[begin Document excerpt]

I have done several pen and laser machines lately, so I decided to create a custom PCB for Grbl_ESP32 for these types of machines. This is a small (70mm x 60mm) PCB with all the features a pen plotter or laser cutter/engraver would need.

These typically use stepper motors for the X and Y axes. On pen plotters, the Z axis is controlled by a servo or solenoid. On lasers you need an accurate PWM for laser power control.

Here are the features of the PCB assembly

  • (2) Stepper Motor Driver Sockets for standard stepper driver modules.
  • (1) Hobby Servo Connector.
  • (1) High Current (10A max) Output Control. This can be used for a solenoid, fans, etc.
  • (2) limit/Home Switch Connectors.
  • Laser Power PWM connector
  • Removable Micro SD card. Upload files via Wifi to reliably run off-line.
  • 5V 3A Step Down Power Supply
  • Standard DC Barrel Connector for power input. (9-28 VDC)
  • Power Output Connection for laser module.

Grbl_ESP32 Advanced Features

  • 32-Bit dual core processor
  • Fast 120kHz step rates
  • WiFi
    • Access point or station modes
    • Complete web user interface
    • Telnet
  • Bluetooth Serial
    • Compatible with phone apps
    • Compatible with most serial port gcode senders
  • 16 bit laser power control.
  • Core XY kinematics supported for T style machines.
  • RTOS (real time operating system) allows the use of custom tasks.
    • Precise servo control accurately mapped to Z motion, plus interactive calibration.
    • Precise control of solenoids via adjustable pull and hold strengths using PWM. This allows a strong pull, yet a cool hold temperature.
  • Instant On/Off – Unlike a Raspberry Pi, there is no long boot time or formal shutdown required. It is typically ready to go in a few seconds.

How to control it

There are several ways to connect to the controller, but to run jobs, you basically either stream the gcode or run it from a file on the SD card. The SD card is a great feature because it is free from connectivity interruptions and you don’t need to stay connected to your machine while it is running the job. You can quickly upload files via WiFi or remove it and plug it into your computer.

Serial port

This controller is compatible with virtually all of the serial port gcode senders for Grbl. The default baud rate is 115200.

Bluetooth Serial

This is a great way to use your phone to control a machine. When you connect via bluetooth, your phone or computer will create a virtual serial port. This means you can then use existing serial port based gcode senders.

Wifi – WebUI

The controller has a web server. The controller can create its own WiFi access point or connect to an existing WiFi network. You connect to the controller with a web browser and it serves a full featured machine controller to browser.

Controlling the Pen Up/Down Servo

The servo is controlled using a separate RTOS task on the controller. Grbl thinks it is running a normal stepper motor on the Z axis. Each time the servo task runs, it looks at the current position of the Z. It then computes and sets a position for the servo. You map the servo’s range to a Z range.  For example the range could be set for 0-5mm. Any values of Z above or below this range would would be limited by the range, so any Z value above 5mm in this example would not move the servo past where it was at 5mm.

[end Document excerpt]
[begin Extracted records]

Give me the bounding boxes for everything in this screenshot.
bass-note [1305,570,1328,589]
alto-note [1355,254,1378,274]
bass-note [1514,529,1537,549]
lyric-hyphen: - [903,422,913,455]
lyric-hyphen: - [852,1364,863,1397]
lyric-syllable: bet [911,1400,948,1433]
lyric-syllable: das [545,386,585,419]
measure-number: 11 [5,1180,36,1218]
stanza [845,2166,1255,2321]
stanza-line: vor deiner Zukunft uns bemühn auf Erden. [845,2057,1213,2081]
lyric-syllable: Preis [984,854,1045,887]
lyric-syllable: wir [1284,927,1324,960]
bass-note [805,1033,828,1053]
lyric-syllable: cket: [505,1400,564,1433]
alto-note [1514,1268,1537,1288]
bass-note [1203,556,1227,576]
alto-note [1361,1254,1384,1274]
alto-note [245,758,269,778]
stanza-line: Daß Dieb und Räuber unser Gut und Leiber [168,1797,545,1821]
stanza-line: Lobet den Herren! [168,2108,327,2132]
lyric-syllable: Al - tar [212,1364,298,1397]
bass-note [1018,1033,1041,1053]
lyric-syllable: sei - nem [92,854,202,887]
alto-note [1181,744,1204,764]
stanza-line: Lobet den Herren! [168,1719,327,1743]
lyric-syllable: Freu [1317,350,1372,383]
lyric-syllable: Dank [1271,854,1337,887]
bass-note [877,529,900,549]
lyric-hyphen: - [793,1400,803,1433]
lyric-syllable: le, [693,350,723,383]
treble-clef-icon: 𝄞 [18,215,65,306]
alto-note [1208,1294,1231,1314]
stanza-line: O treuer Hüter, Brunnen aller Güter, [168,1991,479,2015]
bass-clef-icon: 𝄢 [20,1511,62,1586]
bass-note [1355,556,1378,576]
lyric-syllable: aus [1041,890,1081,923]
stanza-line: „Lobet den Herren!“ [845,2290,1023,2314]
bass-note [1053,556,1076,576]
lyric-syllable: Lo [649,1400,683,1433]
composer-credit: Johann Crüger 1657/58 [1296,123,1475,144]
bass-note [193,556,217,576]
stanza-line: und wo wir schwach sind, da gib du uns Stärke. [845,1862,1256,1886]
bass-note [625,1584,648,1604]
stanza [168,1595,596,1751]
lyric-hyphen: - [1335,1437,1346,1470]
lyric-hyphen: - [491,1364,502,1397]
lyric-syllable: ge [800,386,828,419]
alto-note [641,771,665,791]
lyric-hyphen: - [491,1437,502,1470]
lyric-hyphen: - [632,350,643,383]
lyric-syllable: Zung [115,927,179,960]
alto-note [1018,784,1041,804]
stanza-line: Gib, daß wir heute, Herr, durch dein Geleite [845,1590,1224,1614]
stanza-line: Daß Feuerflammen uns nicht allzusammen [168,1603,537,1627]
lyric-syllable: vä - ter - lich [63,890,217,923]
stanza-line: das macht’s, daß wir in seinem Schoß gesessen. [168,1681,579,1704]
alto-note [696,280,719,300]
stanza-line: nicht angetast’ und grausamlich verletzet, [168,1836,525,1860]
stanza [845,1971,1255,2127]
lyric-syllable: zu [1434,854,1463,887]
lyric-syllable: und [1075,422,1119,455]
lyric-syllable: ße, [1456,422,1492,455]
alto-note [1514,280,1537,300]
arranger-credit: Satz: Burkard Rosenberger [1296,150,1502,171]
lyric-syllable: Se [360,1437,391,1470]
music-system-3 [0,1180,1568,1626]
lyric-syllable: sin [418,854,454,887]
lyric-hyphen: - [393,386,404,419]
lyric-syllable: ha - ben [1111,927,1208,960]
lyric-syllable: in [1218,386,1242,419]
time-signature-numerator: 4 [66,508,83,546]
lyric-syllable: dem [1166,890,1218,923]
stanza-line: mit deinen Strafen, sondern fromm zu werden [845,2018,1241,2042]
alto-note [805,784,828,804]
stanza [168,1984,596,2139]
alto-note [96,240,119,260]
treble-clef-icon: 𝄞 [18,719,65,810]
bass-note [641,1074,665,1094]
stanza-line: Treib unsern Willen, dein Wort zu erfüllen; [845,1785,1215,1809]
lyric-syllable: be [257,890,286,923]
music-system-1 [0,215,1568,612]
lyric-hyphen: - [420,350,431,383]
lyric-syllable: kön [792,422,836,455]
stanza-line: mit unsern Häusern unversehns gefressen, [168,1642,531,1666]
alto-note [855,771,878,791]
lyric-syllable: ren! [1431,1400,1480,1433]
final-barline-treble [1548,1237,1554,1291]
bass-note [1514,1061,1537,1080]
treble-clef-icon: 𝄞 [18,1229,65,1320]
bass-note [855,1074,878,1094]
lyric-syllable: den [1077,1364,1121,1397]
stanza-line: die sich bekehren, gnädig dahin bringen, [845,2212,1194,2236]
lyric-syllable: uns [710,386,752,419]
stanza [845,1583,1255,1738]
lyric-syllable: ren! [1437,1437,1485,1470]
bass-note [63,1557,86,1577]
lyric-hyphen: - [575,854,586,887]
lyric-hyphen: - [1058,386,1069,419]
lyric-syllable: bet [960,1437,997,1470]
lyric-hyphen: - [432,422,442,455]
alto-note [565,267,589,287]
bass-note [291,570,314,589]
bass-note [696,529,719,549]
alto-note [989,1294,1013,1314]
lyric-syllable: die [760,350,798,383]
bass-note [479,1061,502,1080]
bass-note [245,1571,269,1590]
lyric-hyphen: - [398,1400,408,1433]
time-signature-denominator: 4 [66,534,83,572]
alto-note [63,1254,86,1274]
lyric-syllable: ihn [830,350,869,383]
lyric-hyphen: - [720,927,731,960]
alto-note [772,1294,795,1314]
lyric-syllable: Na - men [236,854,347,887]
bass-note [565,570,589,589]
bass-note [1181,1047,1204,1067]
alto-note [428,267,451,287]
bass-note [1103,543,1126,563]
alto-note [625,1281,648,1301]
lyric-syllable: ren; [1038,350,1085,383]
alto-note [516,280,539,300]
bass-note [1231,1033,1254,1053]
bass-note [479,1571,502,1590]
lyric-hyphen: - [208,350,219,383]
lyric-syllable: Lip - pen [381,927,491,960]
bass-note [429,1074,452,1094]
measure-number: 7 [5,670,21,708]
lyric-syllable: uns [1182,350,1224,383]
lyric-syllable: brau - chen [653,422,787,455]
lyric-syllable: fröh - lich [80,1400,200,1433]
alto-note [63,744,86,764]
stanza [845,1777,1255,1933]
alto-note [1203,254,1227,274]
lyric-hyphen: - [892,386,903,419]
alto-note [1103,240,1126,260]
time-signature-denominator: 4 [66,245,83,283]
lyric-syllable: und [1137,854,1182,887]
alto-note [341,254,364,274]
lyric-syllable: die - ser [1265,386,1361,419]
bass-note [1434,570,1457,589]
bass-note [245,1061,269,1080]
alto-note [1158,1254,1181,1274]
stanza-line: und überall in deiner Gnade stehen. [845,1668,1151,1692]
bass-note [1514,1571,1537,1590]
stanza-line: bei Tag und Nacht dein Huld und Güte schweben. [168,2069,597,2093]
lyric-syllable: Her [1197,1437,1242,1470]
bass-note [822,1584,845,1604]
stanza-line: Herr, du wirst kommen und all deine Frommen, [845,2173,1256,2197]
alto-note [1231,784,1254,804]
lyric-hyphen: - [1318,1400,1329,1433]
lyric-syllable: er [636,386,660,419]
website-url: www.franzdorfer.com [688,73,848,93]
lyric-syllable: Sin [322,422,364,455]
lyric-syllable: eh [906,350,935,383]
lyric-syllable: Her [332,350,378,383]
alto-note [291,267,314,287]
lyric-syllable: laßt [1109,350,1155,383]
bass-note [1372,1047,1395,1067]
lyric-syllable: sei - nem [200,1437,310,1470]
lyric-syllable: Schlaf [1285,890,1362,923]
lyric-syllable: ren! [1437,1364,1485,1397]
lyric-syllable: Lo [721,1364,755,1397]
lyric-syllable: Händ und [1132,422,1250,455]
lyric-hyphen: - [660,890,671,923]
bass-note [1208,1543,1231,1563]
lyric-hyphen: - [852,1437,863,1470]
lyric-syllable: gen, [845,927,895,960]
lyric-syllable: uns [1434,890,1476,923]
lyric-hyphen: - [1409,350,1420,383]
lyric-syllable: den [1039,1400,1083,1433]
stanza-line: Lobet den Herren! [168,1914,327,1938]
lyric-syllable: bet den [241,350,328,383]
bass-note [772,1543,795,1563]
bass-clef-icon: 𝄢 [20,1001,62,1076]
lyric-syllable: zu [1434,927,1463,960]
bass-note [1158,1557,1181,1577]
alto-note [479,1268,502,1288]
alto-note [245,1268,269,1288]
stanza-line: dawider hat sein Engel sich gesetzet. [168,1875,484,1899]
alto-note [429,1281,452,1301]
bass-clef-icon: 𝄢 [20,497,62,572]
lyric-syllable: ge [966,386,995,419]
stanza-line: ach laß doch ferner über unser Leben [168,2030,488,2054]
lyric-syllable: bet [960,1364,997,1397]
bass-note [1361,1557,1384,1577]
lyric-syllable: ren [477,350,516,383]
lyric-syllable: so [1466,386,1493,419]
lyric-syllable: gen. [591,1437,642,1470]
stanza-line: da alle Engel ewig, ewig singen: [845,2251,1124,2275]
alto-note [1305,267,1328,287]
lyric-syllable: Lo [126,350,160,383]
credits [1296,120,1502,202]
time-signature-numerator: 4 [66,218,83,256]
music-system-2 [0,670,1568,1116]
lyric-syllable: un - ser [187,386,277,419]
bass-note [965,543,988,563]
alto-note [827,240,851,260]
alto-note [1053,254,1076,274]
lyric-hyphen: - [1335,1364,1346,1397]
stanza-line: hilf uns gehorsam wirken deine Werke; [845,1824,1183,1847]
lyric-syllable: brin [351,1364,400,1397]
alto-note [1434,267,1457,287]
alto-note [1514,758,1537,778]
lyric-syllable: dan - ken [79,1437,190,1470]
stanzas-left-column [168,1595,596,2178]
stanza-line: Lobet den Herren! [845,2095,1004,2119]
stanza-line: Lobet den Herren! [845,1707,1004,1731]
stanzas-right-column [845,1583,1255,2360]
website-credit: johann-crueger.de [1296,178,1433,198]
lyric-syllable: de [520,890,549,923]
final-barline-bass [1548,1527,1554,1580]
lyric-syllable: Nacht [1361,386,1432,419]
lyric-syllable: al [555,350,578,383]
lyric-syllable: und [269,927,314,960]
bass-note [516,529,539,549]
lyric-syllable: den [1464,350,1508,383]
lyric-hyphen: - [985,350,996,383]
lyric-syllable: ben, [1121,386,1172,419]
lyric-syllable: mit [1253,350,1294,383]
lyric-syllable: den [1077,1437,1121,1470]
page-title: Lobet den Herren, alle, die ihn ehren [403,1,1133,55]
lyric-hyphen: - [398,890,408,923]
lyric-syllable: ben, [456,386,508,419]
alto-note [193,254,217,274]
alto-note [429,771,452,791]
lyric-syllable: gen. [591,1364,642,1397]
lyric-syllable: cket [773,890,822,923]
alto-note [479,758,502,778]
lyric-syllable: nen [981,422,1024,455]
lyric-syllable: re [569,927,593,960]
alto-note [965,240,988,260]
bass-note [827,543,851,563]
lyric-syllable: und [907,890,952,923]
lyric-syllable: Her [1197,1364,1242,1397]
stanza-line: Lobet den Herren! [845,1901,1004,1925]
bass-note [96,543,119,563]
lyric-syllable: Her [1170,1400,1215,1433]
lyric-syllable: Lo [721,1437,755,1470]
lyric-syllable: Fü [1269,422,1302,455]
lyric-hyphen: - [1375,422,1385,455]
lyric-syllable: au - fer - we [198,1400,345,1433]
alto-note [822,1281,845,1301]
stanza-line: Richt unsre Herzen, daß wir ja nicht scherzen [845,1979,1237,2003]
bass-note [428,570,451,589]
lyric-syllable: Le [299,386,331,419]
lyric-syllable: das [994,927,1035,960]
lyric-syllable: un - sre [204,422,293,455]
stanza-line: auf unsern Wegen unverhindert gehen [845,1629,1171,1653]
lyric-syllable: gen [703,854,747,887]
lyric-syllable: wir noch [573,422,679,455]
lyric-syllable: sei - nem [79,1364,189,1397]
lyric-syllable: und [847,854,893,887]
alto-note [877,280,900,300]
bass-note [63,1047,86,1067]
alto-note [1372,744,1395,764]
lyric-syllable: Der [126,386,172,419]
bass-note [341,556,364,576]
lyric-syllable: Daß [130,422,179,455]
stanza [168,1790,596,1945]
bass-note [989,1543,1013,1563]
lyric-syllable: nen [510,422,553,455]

[end Extracted records]

* Tasks and exercises *
1) In the records, swap "lyric-hyphen" for "lyric-dash" across the stretch from the start of the records through the line that contains "measure-number: 11 [5,1180,36,1218]", and reproduce only that stretch with everything else unchanged.
2) Carry the text on the Grbl_ESP32 pen plotter and laser controller board forward from the point where it stops.
The text and the records were drawn from separate, unrelated sources.

* Answer list *
1)
Give me the bounding boxes for everything in this screenshot.
bass-note [1305,570,1328,589]
alto-note [1355,254,1378,274]
bass-note [1514,529,1537,549]
lyric-dash: - [903,422,913,455]
lyric-dash: - [852,1364,863,1397]
lyric-syllable: bet [911,1400,948,1433]
lyric-syllable: das [545,386,585,419]
measure-number: 11 [5,1180,36,1218]

2)
You can calibrate the end points of the servo to fine tune it. We use the Z axis resolution and max travel settings to do this. $102=100 (100%) would be no change to the first end point. %102=90 or $120=110 would be 10% changes in either direction. $132 works the same way for the other end point. Make sure you do not adjust the servo so it hits the physical end point of its travel. You will feel the servo continuously vibrating as it pushes against the end point. This is very hard on a servo and will overheat and damage it.

The servo updates its position 20 times per second. Therefore it will do a good job of respecting the acceleration and speed settings in the gcode.

The feature also uses the $1 (Step idle delay) setting. It the steppers motors disable, so will the servo and can be moved manually.

Additional parts you need

The controller uses plug in modules for the the ESP32 controller and the stepper motor drivers.

ESP32 Controller

The ESP32 controller needs to be a ESP32 Dev Module. It should have 2 rows of 19 pins. The rows should be spaced 0.9 inch (22.86mm) apart. Be careful: Some similar controllers have a wider pitch.

Stepper Motor Drivers

The drivers are the standard StepStick (Pololu) style footprint. The (3) microstepping selection pins (MS1, MS2, MS3) are all connected to logic high. This typically results in the highest resolution (1/16 or 1/32). The Grbl_ESP32 step rates are high enough  to make that not an issue. I typically use TI DRV 8825 or Allego A4988 modules, but others can be used as long as the pins are compatible. The PCB silkscreen has the corner pins labeled. Use them to insure you correctly install your driver modules.

Source Files (coming soon)

A completely assembled PCB is available on Tindie. The profits from Tindie help me to continue to develop the hardware and firmware for projects like this. If you want to roll your own, the source files are linked below.

 

Suggestion / Changes?

If you have any suggestions or need a custom design please contact me.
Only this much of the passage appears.